** Start Data in this exercise **
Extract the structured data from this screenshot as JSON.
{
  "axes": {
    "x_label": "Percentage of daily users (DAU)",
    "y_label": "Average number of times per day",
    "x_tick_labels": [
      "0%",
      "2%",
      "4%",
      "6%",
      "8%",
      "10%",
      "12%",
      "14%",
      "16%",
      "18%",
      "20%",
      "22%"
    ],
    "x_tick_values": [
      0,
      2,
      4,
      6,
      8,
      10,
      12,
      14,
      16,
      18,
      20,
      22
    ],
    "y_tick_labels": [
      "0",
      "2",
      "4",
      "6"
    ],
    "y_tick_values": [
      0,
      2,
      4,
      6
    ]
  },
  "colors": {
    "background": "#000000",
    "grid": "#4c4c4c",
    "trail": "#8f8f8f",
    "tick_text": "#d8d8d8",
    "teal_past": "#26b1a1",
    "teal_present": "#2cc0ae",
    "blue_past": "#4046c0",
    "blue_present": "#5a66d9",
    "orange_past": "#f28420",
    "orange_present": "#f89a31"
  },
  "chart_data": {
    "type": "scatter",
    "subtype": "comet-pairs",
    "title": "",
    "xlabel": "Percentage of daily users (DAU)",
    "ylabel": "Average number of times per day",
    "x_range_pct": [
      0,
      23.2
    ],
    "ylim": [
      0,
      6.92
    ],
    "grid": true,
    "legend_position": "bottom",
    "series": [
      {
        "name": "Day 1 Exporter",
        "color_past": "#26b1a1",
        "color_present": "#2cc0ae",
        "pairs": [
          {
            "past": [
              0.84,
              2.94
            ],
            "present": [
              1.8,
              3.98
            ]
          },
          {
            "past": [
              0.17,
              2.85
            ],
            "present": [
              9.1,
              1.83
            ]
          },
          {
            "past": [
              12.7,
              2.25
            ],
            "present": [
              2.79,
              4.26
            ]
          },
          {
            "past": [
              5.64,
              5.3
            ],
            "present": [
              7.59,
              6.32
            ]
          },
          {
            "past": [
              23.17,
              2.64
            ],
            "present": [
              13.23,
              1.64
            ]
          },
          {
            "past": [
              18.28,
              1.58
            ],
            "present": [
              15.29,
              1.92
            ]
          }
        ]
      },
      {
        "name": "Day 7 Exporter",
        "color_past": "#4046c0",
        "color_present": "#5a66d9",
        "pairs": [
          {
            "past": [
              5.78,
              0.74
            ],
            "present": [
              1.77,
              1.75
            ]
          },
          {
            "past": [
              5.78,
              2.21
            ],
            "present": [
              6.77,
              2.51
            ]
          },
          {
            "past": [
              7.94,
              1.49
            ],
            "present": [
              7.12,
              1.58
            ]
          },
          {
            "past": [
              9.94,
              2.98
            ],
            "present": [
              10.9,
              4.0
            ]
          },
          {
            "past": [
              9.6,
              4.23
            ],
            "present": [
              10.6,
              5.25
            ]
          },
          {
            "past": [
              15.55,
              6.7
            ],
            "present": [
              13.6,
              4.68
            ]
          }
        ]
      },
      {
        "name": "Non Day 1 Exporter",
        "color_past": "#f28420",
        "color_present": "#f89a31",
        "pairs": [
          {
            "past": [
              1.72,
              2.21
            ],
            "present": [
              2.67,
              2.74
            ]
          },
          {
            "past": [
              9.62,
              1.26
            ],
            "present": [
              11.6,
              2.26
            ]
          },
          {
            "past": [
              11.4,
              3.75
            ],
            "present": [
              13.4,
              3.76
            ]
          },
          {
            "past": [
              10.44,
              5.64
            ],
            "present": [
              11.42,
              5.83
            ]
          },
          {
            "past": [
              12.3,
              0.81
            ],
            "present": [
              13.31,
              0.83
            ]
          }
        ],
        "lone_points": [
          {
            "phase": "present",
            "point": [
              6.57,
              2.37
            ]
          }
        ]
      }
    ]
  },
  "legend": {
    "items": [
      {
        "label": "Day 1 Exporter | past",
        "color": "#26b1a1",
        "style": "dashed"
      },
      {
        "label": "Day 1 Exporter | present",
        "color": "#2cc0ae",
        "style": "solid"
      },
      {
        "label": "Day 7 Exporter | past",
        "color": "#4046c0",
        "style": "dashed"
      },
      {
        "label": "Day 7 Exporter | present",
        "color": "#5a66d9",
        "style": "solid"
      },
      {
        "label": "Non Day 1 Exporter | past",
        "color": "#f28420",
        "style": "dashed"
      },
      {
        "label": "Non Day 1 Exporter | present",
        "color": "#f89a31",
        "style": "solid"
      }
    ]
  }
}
** End Data in this exercise **
(What you need to do): Collect from the data above every line that includes "daily".

(Finished task):
    "x_label": "Percentage of daily users (DAU)",
    "xlabel": "Percentage of daily users (DAU)",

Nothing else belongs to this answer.